> _What the exercise asks_:
Quote the listing below in its entirety.

▬▬▬▬▬▬▬▬▬▬

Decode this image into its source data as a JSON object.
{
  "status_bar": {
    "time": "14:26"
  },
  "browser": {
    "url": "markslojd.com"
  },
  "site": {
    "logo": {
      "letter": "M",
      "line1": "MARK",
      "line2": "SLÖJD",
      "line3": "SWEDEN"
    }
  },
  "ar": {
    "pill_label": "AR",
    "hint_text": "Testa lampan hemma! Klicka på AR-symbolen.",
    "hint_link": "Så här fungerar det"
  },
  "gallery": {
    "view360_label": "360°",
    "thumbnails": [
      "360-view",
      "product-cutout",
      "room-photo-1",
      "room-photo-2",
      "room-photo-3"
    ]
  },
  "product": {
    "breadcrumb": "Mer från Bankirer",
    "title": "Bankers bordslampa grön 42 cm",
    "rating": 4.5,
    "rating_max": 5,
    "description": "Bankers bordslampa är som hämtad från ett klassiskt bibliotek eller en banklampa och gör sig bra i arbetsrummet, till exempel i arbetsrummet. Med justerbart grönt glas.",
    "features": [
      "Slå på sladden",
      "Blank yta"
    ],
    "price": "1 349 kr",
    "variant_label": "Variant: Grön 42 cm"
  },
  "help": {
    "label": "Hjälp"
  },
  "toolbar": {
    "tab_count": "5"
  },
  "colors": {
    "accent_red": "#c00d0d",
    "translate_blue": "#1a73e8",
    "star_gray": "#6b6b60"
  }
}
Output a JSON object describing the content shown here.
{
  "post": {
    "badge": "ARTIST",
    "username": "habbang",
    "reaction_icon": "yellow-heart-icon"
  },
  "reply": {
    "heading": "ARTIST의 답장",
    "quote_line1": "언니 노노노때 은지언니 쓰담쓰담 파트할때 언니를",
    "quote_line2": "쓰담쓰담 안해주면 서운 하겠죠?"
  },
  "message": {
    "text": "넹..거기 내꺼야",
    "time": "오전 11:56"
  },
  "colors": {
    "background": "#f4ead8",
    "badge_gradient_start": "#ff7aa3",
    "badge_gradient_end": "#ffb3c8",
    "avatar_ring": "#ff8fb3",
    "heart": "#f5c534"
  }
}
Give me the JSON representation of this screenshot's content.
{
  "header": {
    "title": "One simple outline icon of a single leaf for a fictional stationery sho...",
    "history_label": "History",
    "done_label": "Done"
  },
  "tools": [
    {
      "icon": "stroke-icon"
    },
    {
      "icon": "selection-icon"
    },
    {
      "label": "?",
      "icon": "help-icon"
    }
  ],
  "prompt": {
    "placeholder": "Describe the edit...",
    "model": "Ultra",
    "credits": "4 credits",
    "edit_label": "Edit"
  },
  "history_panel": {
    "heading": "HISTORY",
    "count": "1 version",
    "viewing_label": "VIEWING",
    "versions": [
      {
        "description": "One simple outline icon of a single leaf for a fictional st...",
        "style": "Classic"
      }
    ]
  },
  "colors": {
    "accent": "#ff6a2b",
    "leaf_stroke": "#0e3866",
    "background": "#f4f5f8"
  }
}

▬▬▬▬▬▬▬▬▬▬

> _Finished answer_:
Decode this image into its source data as a JSON object.
{
  "status_bar": {
    "time": "14:26"
  },
  "browser": {
    "url": "markslojd.com"
  },
  "site": {
    "logo": {
      "letter": "M",
      "line1": "MARK",
      "line2": "SLÖJD",
      "line3": "SWEDEN"
    }
  },
  "ar": {
    "pill_label": "AR",
    "hint_text": "Testa lampan hemma! Klicka på AR-symbolen.",
    "hint_link": "Så här fungerar det"
  },
  "gallery": {
    "view360_label": "360°",
    "thumbnails": [
      "360-view",
      "product-cutout",
      "room-photo-1",
      "room-photo-2",
      "room-photo-3"
    ]
  },
  "product": {
    "breadcrumb": "Mer från Bankirer",
    "title": "Bankers bordslampa grön 42 cm",
    "rating": 4.5,
    "rating_max": 5,
    "description": "Bankers bordslampa är som hämtad från ett klassiskt bibliotek eller en banklampa och gör sig bra i arbetsrummet, till exempel i arbetsrummet. Med justerbart grönt glas.",
    "features": [
      "Slå på sladden",
      "Blank yta"
    ],
    "price": "1 349 kr",
    "variant_label": "Variant: Grön 42 cm"
  },
  "help": {
    "label": "Hjälp"
  },
  "toolbar": {
    "tab_count": "5"
  },
  "colors": {
    "accent_red": "#c00d0d",
    "translate_blue": "#1a73e8",
    "star_gray": "#6b6b60"
  }
}
Output a JSON object describing the content shown here.
{
  "post": {
    "badge": "ARTIST",
    "username": "habbang",
    "reaction_icon": "yellow-heart-icon"
  },
  "reply": {
    "heading": "ARTIST의 답장",
    "quote_line1": "언니 노노노때 은지언니 쓰담쓰담 파트할때 언니를",
    "quote_line2": "쓰담쓰담 안해주면 서운 하겠죠?"
  },
  "message": {
    "text": "넹..거기 내꺼야",
    "time": "오전 11:56"
  },
  "colors": {
    "background": "#f4ead8",
    "badge_gradient_start": "#ff7aa3",
    "badge_gradient_end": "#ffb3c8",
    "avatar_ring": "#ff8fb3",
    "heart": "#f5c534"
  }
}
Give me the JSON representation of this screenshot's content.
{
  "header": {
    "title": "One simple outline icon of a single leaf for a fictional stationery sho...",
    "history_label": "History",
    "done_label": "Done"
  },
  "tools": [
    {
      "icon": "stroke-icon"
    },
    {
      "icon": "selection-icon"
    },
    {
      "label": "?",
      "icon": "help-icon"
    }
  ],
  "prompt": {
    "placeholder": "Describe the edit...",
    "model": "Ultra",
    "credits": "4 credits",
    "edit_label": "Edit"
  },
  "history_panel": {
    "heading": "HISTORY",
    "count": "1 version",
    "viewing_label": "VIEWING",
    "versions": [
      {
        "description": "One simple outline icon of a single leaf for a fictional st...",
        "style": "Classic"
      }
    ]
  },
  "colors": {
    "accent": "#ff6a2b",
    "leaf_stroke": "#0e3866",
    "background": "#f4f5f8"
  }
}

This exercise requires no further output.